**Your instructions**
Write out every line below that includes the word "values".

======== Material ========

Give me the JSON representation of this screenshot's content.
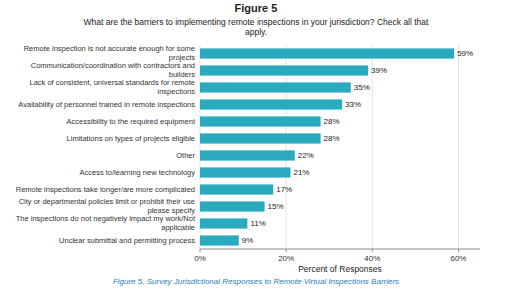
{
  "chart_data": {
    "type": "bar",
    "orientation": "horizontal",
    "title": "Figure 5",
    "subtitle": "What are the barriers to implementing remote inspections in your jurisdiction? Check all that\napply.",
    "caption": "Figure 5, Survey Jurisdictional Responses to Remote Virtual Inspections Barriers",
    "x_label": "Percent of Responses",
    "categories": [
      "Remote inspection is not accurate enough for some projects",
      "Communication/coordination with contractors and builders",
      "Lack of consistent, universal standards for remote inspections",
      "Availability of personnel trained in remote inspections",
      "Accessibility to the required equipment",
      "Limitations on types of projects eligible",
      "Other",
      "Access to/learning new technology",
      "Remote inspections take longer/are more complicated",
      "City or departmental policies limit or prohibit their use please specify",
      "The inspections do not negatively impact my work/Not applicable",
      "Unclear submittal and permitting process"
    ],
    "values": [
      59,
      39,
      35,
      33,
      28,
      28,
      22,
      21,
      17,
      15,
      11,
      9
    ],
    "value_labels": [
      "59%",
      "39%",
      "35%",
      "33%",
      "28%",
      "28%",
      "22%",
      "21%",
      "17%",
      "15%",
      "11%",
      "9%"
    ],
    "data_labels": true,
    "color": "#29AABE",
    "xlim": [
      0,
      65
    ],
    "xticks": [
      {
        "value": 0,
        "label": "0%"
      },
      {
        "value": 20,
        "label": "20%"
      },
      {
        "value": 40,
        "label": "40%"
      },
      {
        "value": 60,
        "label": "60%"
      }
    ],
    "grid": true
  }
}
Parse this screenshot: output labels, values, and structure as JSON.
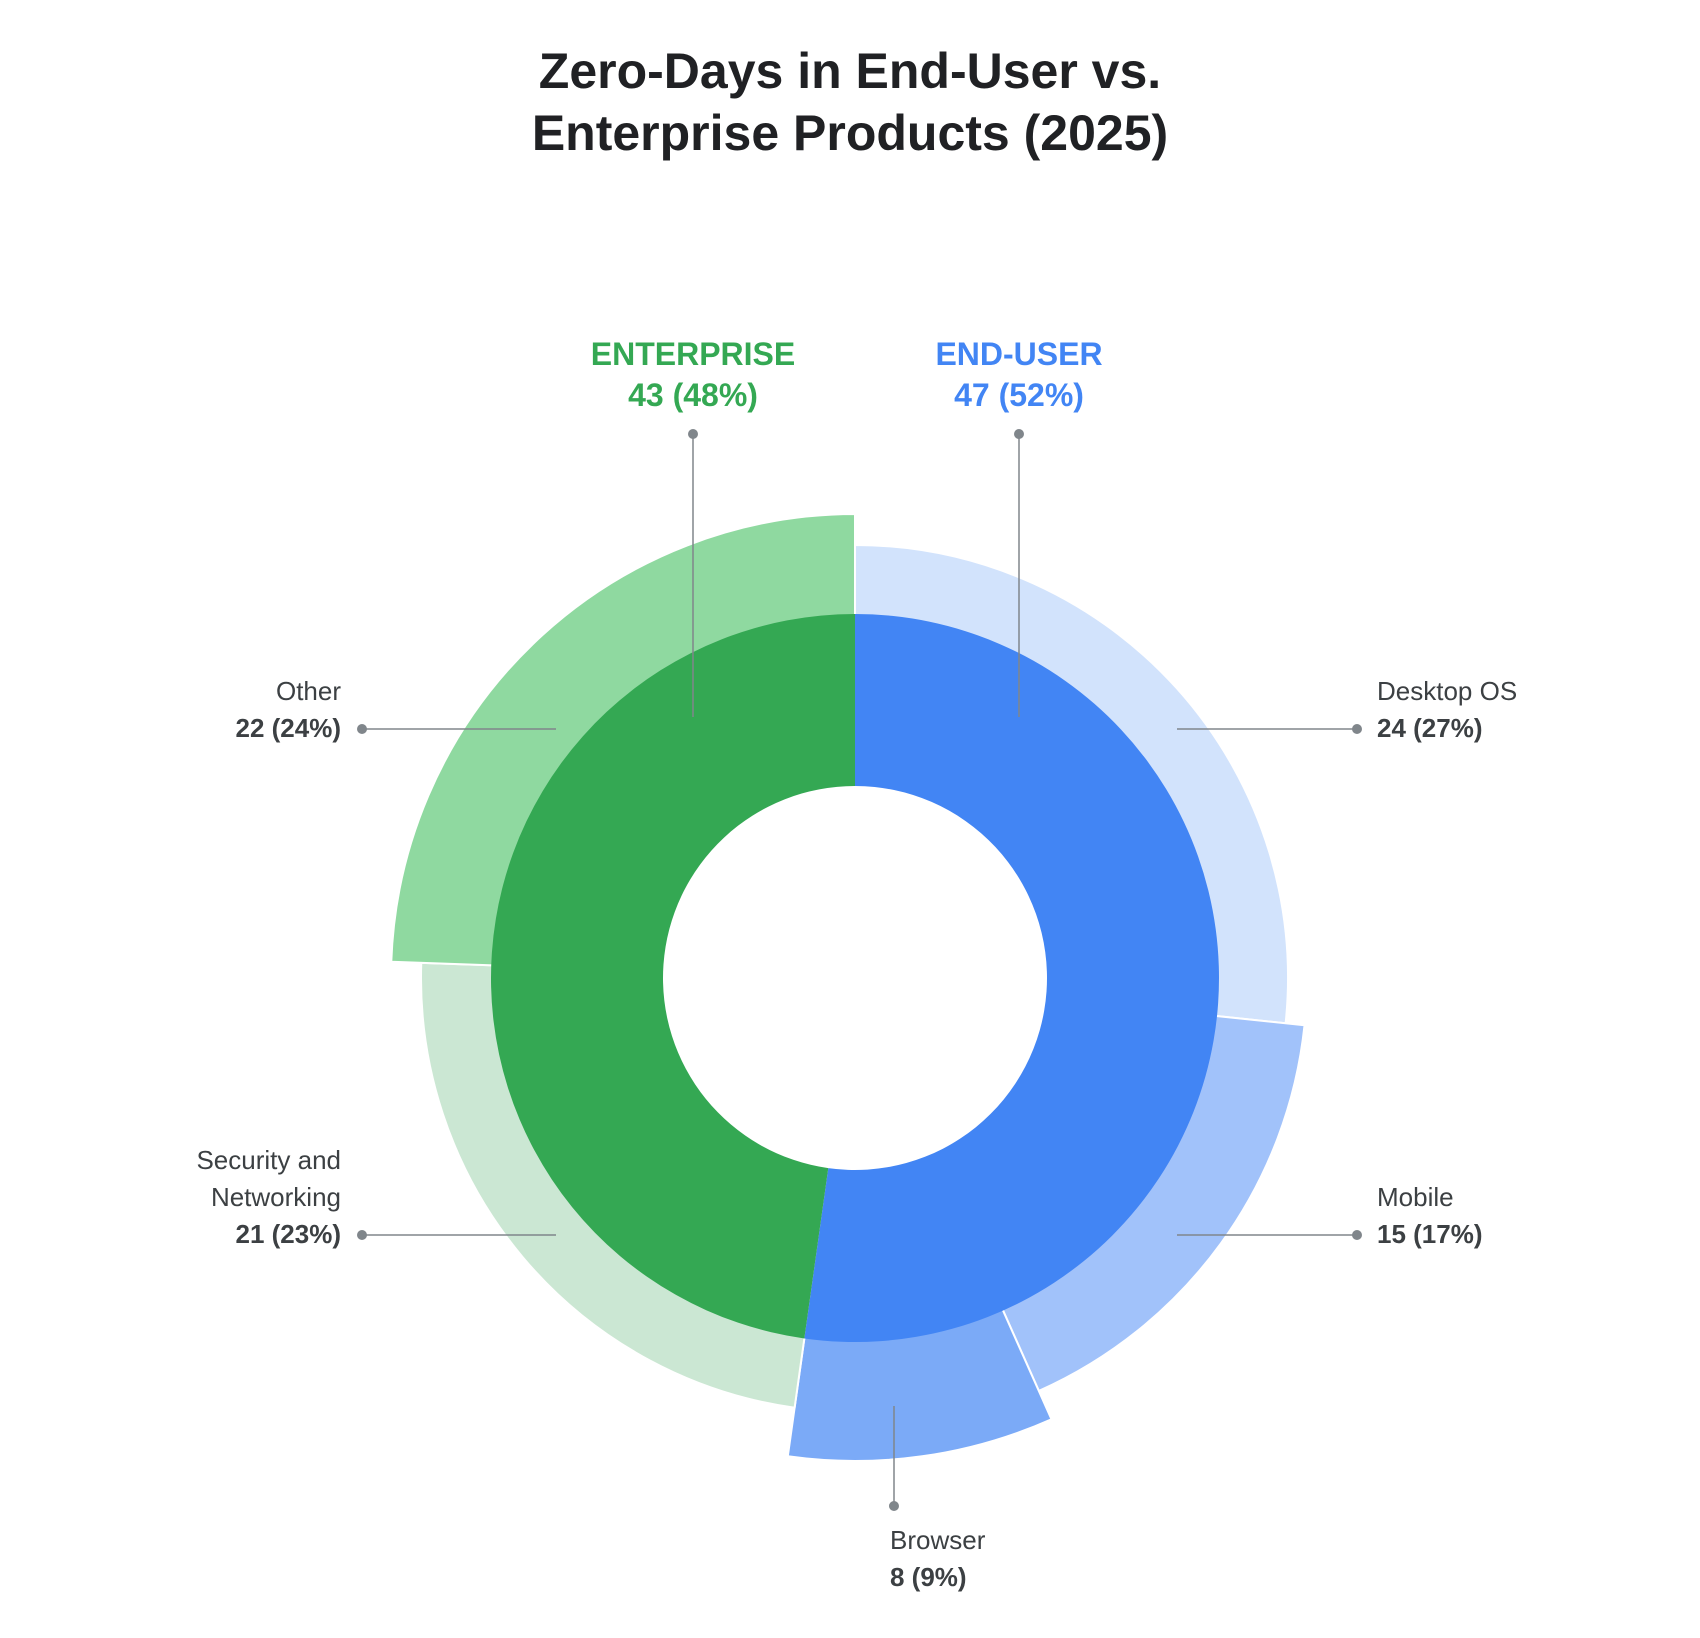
{
  "chart_data": {
    "type": "sunburst",
    "title": "Zero-Days in End-User vs. Enterprise Products (2025)",
    "inner": {
      "categories": [
        "END-USER",
        "ENTERPRISE"
      ],
      "values": [
        47,
        43
      ],
      "value_labels": [
        "47 (52%)",
        "43 (48%)"
      ],
      "colors": [
        "#4285f4",
        "#34a853"
      ]
    },
    "outer": {
      "categories": [
        "Desktop OS",
        "Mobile",
        "Browser",
        "Security and Networking",
        "Other"
      ],
      "values": [
        24,
        15,
        8,
        21,
        22
      ],
      "value_labels": [
        "24 (27%)",
        "15 (17%)",
        "8 (9%)",
        "21 (23%)",
        "22 (24%)"
      ],
      "colors": [
        "#d2e3fc",
        "#a1c2fa",
        "#7baaf7",
        "#cbe7d3",
        "#8fd9a0"
      ]
    }
  }
}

========

**Full solution**
    "values": [
Parse this screenshot: output labels, values, and structure as JSON.
      "values": [
      "values": [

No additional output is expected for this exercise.